## Extract
____________________
This was, after all, the era when the modern environmental movement began. One of our Senators, Gaylord Nelson, was a leading environmentalist and the founder of Earth Day. Our junior high school class celebrated the new holiday in 1970 with “teach-ins” and a huge paper “mural” depicting the evils of pollution. We were all influenced by Rachel Carson’s Silent Spring, and by the rediscovery of pioneering local ecologist and environmental ethicist Aldo Leopold (1887-1948), who called conservation “a state of harmony between men and land.”

Although I of course could not articulate this at the time, I believe that I instinctively recognized the connection between environmentalism and historic preservation. Even a child could understand: we, in our arrogance, had no right to threaten either old architecture or the osprey with extinction. I doubt that I was aware of the landmark National Historic Preservation Act of 1966, but my parents, both at home and on vacation trips, had always taught me to appreciate history in general, and the American past, in particular. I found myself saving newspaper and magazine articles about successful rescues and restorations.
____________________
## Exercise description
Please copy the excerpt on environmentalism and preservation word for word, starting at "Although I of" and stopping after "rescues and restorations.". The data isn't needed for any of this work.

## Recorded information
____________________
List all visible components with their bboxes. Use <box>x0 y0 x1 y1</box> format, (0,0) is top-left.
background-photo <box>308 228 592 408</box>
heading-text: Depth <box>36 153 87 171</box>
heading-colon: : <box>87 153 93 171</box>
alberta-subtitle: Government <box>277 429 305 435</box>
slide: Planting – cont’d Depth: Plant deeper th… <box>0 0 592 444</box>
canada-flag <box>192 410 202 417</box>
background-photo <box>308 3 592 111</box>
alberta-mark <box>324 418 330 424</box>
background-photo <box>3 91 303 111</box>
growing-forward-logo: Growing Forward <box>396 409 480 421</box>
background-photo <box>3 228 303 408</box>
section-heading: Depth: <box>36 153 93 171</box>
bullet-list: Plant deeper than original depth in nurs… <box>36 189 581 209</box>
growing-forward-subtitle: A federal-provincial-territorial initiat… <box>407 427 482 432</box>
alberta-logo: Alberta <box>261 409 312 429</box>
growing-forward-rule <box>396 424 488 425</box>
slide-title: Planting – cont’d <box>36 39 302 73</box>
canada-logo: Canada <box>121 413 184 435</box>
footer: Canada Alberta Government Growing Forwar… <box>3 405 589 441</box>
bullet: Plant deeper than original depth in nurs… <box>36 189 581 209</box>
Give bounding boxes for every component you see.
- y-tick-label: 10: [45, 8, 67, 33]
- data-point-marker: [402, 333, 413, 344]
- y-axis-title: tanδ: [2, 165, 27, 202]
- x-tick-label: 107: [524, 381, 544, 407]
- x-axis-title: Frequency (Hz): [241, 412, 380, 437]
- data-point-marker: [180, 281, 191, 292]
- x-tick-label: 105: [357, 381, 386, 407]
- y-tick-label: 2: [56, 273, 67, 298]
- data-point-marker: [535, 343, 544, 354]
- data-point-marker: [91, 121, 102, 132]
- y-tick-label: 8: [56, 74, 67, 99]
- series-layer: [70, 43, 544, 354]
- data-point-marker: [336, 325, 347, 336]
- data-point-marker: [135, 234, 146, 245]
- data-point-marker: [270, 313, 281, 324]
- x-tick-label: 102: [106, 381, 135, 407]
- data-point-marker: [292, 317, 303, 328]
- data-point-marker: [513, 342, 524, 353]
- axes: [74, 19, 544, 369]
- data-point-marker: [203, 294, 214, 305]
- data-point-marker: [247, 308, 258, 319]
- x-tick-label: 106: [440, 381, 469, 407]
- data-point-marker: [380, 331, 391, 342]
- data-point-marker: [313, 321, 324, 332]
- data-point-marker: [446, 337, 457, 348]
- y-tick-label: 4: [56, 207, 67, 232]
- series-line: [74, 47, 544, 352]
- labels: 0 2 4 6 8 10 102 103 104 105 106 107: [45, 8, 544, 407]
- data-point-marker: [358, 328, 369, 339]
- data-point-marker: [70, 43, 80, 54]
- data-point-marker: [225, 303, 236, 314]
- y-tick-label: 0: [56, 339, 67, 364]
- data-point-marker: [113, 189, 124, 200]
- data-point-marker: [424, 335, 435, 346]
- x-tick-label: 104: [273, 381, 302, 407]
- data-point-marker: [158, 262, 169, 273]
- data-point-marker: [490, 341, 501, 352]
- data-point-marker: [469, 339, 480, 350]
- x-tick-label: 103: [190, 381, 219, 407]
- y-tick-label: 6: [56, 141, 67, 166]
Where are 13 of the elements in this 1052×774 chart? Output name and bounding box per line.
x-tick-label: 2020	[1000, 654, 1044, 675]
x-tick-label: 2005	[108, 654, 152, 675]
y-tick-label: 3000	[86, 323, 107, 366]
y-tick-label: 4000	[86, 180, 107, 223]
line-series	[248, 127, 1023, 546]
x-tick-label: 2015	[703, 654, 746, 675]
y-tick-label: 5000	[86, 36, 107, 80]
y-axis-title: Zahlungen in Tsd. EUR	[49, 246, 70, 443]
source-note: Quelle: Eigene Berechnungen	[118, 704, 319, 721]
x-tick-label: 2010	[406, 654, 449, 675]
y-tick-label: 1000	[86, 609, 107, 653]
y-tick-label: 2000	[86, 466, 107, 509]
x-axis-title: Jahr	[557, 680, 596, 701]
____________________
## Exercise result
Although I of course could not articulate this at the time, I believe that I instinctively recognized the connection between environmentalism and historic preservation. Even a child could understand: we, in our arrogance, had no right to threaten either old architecture or the osprey with extinction. I doubt that I was aware of the landmark National Historic Preservation Act of 1966, but my parents, both at home and on vacation trips, had always taught me to appreciate history in general, and the American past, in particular. I found myself saving newspaper and magazine articles about successful rescues and restorations.